Do not include the pictures; repeat the rest of the data exactly.

## Start GIVEN RECORDS

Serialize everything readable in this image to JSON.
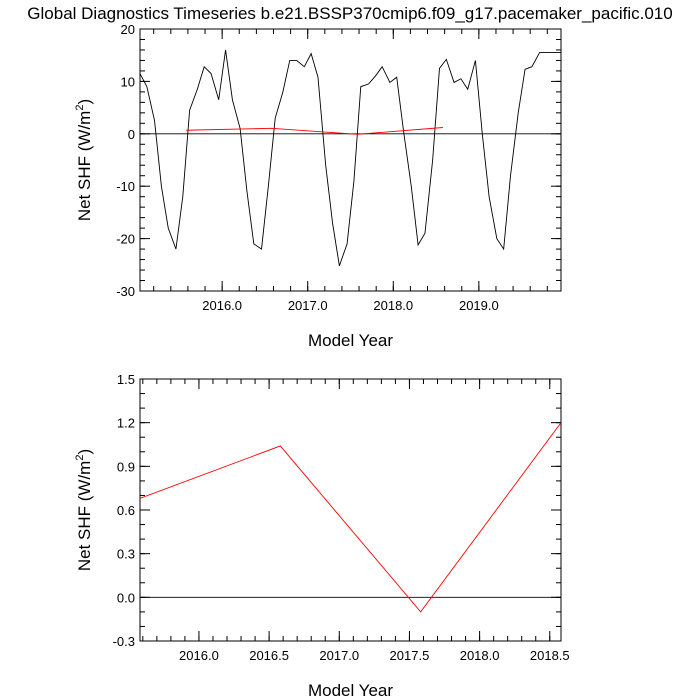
{
  "title": "Global Diagnostics Timeseries b.e21.BSSP370cmip6.f09_g17.pacemaker_pacific.010",
  "colors": {
    "monthly": "#000000",
    "annual": "#ff0000",
    "zero_line": "#000000"
  },
  "chart_data": [
    {
      "type": "line",
      "xlabel": "Model Year",
      "ylabel": "Net SHF (W/m",
      "ylabel_sup": "2",
      "ylabel_close": ")",
      "xlim": [
        2015.04,
        2019.96
      ],
      "ylim": [
        -30,
        20
      ],
      "xticks": [
        2016.0,
        2017.0,
        2018.0,
        2019.0
      ],
      "xtick_labels": [
        "2016.0",
        "2017.0",
        "2018.0",
        "2019.0"
      ],
      "yticks": [
        -30,
        -20,
        -10,
        0,
        10,
        20
      ],
      "ytick_labels": [
        "-30",
        "-20",
        "-10",
        "0",
        "10",
        "20"
      ],
      "reference_line": 0,
      "series": [
        {
          "color": "#000000",
          "x": [
            2015.04,
            2015.12,
            2015.21,
            2015.29,
            2015.37,
            2015.46,
            2015.54,
            2015.62,
            2015.71,
            2015.79,
            2015.87,
            2015.96,
            2016.04,
            2016.12,
            2016.21,
            2016.29,
            2016.37,
            2016.46,
            2016.54,
            2016.62,
            2016.71,
            2016.79,
            2016.87,
            2016.96,
            2017.04,
            2017.12,
            2017.21,
            2017.29,
            2017.37,
            2017.46,
            2017.54,
            2017.62,
            2017.71,
            2017.79,
            2017.87,
            2017.96,
            2018.04,
            2018.12,
            2018.21,
            2018.29,
            2018.37,
            2018.46,
            2018.54,
            2018.62,
            2018.71,
            2018.79,
            2018.87,
            2018.96,
            2019.04,
            2019.12,
            2019.21,
            2019.29,
            2019.37,
            2019.46,
            2019.54,
            2019.62,
            2019.71,
            2019.79,
            2019.87,
            2019.96
          ],
          "y": [
            11.5,
            9.0,
            2.5,
            -10.0,
            -18.0,
            -22.0,
            -12.0,
            4.5,
            8.5,
            12.8,
            11.5,
            6.5,
            16.0,
            6.5,
            1.0,
            -11.0,
            -21.0,
            -22.0,
            -10.0,
            3.0,
            8.0,
            14.0,
            14.0,
            12.8,
            15.3,
            10.8,
            -6.0,
            -17.0,
            -25.2,
            -21.0,
            -9.0,
            9.0,
            9.5,
            11.0,
            12.8,
            9.8,
            10.8,
            0.5,
            -10.0,
            -21.2,
            -19.0,
            -5.0,
            12.5,
            14.2,
            9.8,
            10.5,
            8.5,
            14.0,
            0.0,
            -12.0,
            -20.0,
            -22.0,
            -8.0,
            4.0,
            12.3,
            12.8,
            15.5,
            15.5,
            15.5,
            15.5
          ]
        },
        {
          "color": "#ff0000",
          "x": [
            2015.58,
            2016.58,
            2017.58,
            2018.58
          ],
          "y": [
            0.68,
            1.04,
            -0.1,
            1.2
          ]
        }
      ]
    },
    {
      "type": "line",
      "xlabel": "Model Year",
      "ylabel": "Net SHF (W/m",
      "ylabel_sup": "2",
      "ylabel_close": ")",
      "xlim": [
        2015.58,
        2018.58
      ],
      "ylim": [
        -0.3,
        1.5
      ],
      "xticks": [
        2016.0,
        2016.5,
        2017.0,
        2017.5,
        2018.0,
        2018.5
      ],
      "xtick_labels": [
        "2016.0",
        "2016.5",
        "2017.0",
        "2017.5",
        "2018.0",
        "2018.5"
      ],
      "yticks": [
        -0.3,
        0.0,
        0.3,
        0.6,
        0.9,
        1.2,
        1.5
      ],
      "ytick_labels": [
        "-0.3",
        "0.0",
        "0.3",
        "0.6",
        "0.9",
        "1.2",
        "1.5"
      ],
      "reference_line": 0,
      "series": [
        {
          "color": "#ff0000",
          "x": [
            2015.58,
            2016.58,
            2017.58,
            2018.58
          ],
          "y": [
            0.68,
            1.04,
            -0.1,
            1.2
          ]
        }
      ]
    }
  ]
}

## End GIVEN RECORDS

**WRITTEN SOLUTION**.
Serialize everything readable in this image to JSON.
{
  "title": "Global Diagnostics Timeseries b.e21.BSSP370cmip6.f09_g17.pacemaker_pacific.010",
  "colors": {
    "monthly": "#000000",
    "annual": "#ff0000",
    "zero_line": "#000000"
  },
  "chart_data": [
    {
      "type": "line",
      "xlabel": "Model Year",
      "ylabel": "Net SHF (W/m",
      "ylabel_sup": "2",
      "ylabel_close": ")",
      "xlim": [
        2015.04,
        2019.96
      ],
      "ylim": [
        -30,
        20
      ],
      "xticks": [
        2016.0,
        2017.0,
        2018.0,
        2019.0
      ],
      "xtick_labels": [
        "2016.0",
        "2017.0",
        "2018.0",
        "2019.0"
      ],
      "yticks": [
        -30,
        -20,
        -10,
        0,
        10,
        20
      ],
      "ytick_labels": [
        "-30",
        "-20",
        "-10",
        "0",
        "10",
        "20"
      ],
      "reference_line": 0,
      "series": [
        {
          "color": "#000000",
          "x": [
            2015.04,
            2015.12,
            2015.21,
            2015.29,
            2015.37,
            2015.46,
            2015.54,
            2015.62,
            2015.71,
            2015.79,
            2015.87,
            2015.96,
            2016.04,
            2016.12,
            2016.21,
            2016.29,
            2016.37,
            2016.46,
            2016.54,
            2016.62,
            2016.71,
            2016.79,
            2016.87,
            2016.96,
            2017.04,
            2017.12,
            2017.21,
            2017.29,
            2017.37,
            2017.46,
            2017.54,
            2017.62,
            2017.71,
            2017.79,
            2017.87,
            2017.96,
            2018.04,
            2018.12,
            2018.21,
            2018.29,
            2018.37,
            2018.46,
            2018.54,
            2018.62,
            2018.71,
            2018.79,
            2018.87,
            2018.96,
            2019.04,
            2019.12,
            2019.21,
            2019.29,
            2019.37,
            2019.46,
            2019.54,
            2019.62,
            2019.71,
            2019.79,
            2019.87,
            2019.96
          ],
          "y": [
            11.5,
            9.0,
            2.5,
            -10.0,
            -18.0,
            -22.0,
            -12.0,
            4.5,
            8.5,
            12.8,
            11.5,
            6.5,
            16.0,
            6.5,
            1.0,
            -11.0,
            -21.0,
            -22.0,
            -10.0,
            3.0,
            8.0,
            14.0,
            14.0,
            12.8,
            15.3,
            10.8,
            -6.0,
            -17.0,
            -25.2,
            -21.0,
            -9.0,
            9.0,
            9.5,
            11.0,
            12.8,
            9.8,
            10.8,
            0.5,
            -10.0,
            -21.2,
            -19.0,
            -5.0,
            12.5,
            14.2,
            9.8,
            10.5,
            8.5,
            14.0,
            0.0,
            -12.0,
            -20.0,
            -22.0,
            -8.0,
            4.0,
            12.3,
            12.8,
            15.5,
            15.5,
            15.5,
            15.5
          ]
        },
        {
          "color": "#ff0000",
          "x": [
            2015.58,
            2016.58,
            2017.58,
            2018.58
          ],
          "y": [
            0.68,
            1.04,
            -0.1,
            1.2
          ]
        }
      ]
    },
    {
      "type": "line",
      "xlabel": "Model Year",
      "ylabel": "Net SHF (W/m",
      "ylabel_sup": "2",
      "ylabel_close": ")",
      "xlim": [
        2015.58,
        2018.58
      ],
      "ylim": [
        -0.3,
        1.5
      ],
      "xticks": [
        2016.0,
        2016.5,
        2017.0,
        2017.5,
        2018.0,
        2018.5
      ],
      "xtick_labels": [
        "2016.0",
        "2016.5",
        "2017.0",
        "2017.5",
        "2018.0",
        "2018.5"
      ],
      "yticks": [
        -0.3,
        0.0,
        0.3,
        0.6,
        0.9,
        1.2,
        1.5
      ],
      "ytick_labels": [
        "-0.3",
        "0.0",
        "0.3",
        "0.6",
        "0.9",
        "1.2",
        "1.5"
      ],
      "reference_line": 0,
      "series": [
        {
          "color": "#ff0000",
          "x": [
            2015.58,
            2016.58,
            2017.58,
            2018.58
          ],
          "y": [
            0.68,
            1.04,
            -0.1,
            1.2
          ]
        }
      ]
    }
  ]
}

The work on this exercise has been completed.